Listed entries.
▶
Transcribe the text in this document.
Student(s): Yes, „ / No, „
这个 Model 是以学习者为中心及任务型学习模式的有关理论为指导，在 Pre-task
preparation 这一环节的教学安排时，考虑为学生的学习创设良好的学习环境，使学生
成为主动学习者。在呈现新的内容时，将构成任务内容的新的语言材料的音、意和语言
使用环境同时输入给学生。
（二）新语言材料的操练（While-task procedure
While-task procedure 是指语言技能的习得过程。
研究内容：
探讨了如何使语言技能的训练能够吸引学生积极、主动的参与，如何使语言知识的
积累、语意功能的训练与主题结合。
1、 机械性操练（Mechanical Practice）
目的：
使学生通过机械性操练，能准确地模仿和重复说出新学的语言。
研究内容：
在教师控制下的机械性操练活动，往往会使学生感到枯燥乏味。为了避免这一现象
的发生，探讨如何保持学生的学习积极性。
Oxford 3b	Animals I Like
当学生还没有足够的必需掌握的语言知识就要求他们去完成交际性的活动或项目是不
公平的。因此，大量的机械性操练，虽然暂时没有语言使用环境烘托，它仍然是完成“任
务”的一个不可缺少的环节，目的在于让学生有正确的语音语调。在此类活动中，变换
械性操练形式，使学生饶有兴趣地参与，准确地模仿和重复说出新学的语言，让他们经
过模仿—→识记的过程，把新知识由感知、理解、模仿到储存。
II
◀
▶
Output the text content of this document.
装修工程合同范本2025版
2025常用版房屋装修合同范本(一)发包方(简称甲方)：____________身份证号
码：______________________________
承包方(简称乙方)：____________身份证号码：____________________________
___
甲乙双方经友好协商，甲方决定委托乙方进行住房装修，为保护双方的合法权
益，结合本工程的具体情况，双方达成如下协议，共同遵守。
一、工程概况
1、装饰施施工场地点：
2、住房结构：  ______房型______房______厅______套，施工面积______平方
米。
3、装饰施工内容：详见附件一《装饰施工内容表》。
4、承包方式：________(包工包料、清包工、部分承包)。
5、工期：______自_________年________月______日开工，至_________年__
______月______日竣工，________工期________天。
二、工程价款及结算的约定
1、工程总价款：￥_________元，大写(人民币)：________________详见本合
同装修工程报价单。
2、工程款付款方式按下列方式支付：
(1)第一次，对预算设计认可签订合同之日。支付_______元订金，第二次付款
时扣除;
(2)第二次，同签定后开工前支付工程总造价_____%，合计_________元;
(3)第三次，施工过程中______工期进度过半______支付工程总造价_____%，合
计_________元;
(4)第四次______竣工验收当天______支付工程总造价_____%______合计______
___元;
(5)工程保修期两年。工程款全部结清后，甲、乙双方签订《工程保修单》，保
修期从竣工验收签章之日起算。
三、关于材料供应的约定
◀
▶
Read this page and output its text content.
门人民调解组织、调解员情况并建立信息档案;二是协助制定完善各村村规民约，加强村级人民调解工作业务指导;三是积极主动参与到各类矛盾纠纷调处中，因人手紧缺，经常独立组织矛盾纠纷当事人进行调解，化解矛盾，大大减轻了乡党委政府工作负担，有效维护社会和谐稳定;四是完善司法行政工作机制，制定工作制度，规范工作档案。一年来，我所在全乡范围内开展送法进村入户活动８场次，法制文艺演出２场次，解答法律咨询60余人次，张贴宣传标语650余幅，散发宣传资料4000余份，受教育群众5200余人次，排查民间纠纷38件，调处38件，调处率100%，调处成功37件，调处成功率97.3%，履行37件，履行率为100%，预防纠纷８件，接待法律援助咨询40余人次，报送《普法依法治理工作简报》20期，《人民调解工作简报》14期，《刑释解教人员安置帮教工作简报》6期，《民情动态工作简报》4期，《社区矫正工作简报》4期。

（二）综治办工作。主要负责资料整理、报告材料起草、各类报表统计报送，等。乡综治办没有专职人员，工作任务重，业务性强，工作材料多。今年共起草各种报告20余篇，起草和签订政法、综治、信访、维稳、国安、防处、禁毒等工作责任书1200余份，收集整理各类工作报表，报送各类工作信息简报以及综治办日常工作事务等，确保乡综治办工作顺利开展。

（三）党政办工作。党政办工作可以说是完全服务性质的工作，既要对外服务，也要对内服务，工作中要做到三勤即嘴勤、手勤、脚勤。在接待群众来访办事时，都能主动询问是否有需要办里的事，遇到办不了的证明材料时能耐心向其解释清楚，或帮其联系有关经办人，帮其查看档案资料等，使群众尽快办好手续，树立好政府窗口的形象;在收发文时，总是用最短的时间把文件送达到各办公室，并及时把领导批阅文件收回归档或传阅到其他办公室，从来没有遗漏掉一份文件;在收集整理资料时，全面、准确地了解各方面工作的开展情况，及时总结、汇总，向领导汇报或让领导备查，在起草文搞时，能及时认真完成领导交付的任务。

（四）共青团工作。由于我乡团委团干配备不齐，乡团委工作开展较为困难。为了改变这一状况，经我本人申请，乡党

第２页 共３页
◀
From the listing, copy every line where the string "content" appears.

Output the text content of this document.
Read this page and output its text content.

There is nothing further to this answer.